(Stored items from a collection)
— start —

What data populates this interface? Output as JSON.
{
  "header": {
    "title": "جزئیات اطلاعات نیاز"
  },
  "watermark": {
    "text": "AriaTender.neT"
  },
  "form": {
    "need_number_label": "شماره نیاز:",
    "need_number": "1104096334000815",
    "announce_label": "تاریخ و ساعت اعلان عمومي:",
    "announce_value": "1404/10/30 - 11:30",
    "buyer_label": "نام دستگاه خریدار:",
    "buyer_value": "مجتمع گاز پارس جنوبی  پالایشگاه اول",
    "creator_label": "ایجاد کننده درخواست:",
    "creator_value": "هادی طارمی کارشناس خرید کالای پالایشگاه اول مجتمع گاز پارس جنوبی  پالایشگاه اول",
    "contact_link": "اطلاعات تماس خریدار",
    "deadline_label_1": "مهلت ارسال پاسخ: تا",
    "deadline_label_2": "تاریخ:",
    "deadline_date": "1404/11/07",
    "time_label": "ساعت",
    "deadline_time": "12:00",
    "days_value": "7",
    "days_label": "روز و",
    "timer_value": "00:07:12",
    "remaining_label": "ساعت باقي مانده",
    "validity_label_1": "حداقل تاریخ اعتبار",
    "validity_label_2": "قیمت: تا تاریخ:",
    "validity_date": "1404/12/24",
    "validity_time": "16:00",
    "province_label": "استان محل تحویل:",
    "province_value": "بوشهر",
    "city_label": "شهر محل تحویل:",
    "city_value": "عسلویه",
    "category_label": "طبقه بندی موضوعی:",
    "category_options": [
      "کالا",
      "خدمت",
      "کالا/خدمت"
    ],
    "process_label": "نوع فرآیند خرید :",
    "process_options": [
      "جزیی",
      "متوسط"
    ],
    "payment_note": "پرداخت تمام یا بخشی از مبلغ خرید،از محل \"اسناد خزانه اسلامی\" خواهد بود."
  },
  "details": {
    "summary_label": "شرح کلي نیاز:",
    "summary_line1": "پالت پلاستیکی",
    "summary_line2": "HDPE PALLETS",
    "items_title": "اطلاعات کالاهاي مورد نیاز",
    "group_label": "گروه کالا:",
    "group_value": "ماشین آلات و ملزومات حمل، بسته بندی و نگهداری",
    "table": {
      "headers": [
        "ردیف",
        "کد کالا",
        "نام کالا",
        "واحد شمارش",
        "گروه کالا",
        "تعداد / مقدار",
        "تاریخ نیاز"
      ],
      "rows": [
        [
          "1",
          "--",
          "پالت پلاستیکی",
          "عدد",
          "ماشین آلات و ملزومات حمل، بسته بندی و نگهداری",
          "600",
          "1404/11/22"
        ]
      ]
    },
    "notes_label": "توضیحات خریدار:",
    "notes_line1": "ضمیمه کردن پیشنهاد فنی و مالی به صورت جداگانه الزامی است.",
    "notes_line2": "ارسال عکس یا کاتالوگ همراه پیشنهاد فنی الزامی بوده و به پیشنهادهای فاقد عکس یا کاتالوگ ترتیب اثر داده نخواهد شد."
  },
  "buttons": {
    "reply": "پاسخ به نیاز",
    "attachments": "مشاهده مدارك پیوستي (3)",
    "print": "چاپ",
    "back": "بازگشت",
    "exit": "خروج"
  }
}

— end —

- _TASK STATEMENT_: Extract each line from the entries above that contains the string "بسته".

- _COMPLETED TASK_:
    "group_value": "ماشین آلات و ملزومات حمل، بسته بندی و نگهداری",
          "ماشین آلات و ملزومات حمل، بسته بندی و نگهداری",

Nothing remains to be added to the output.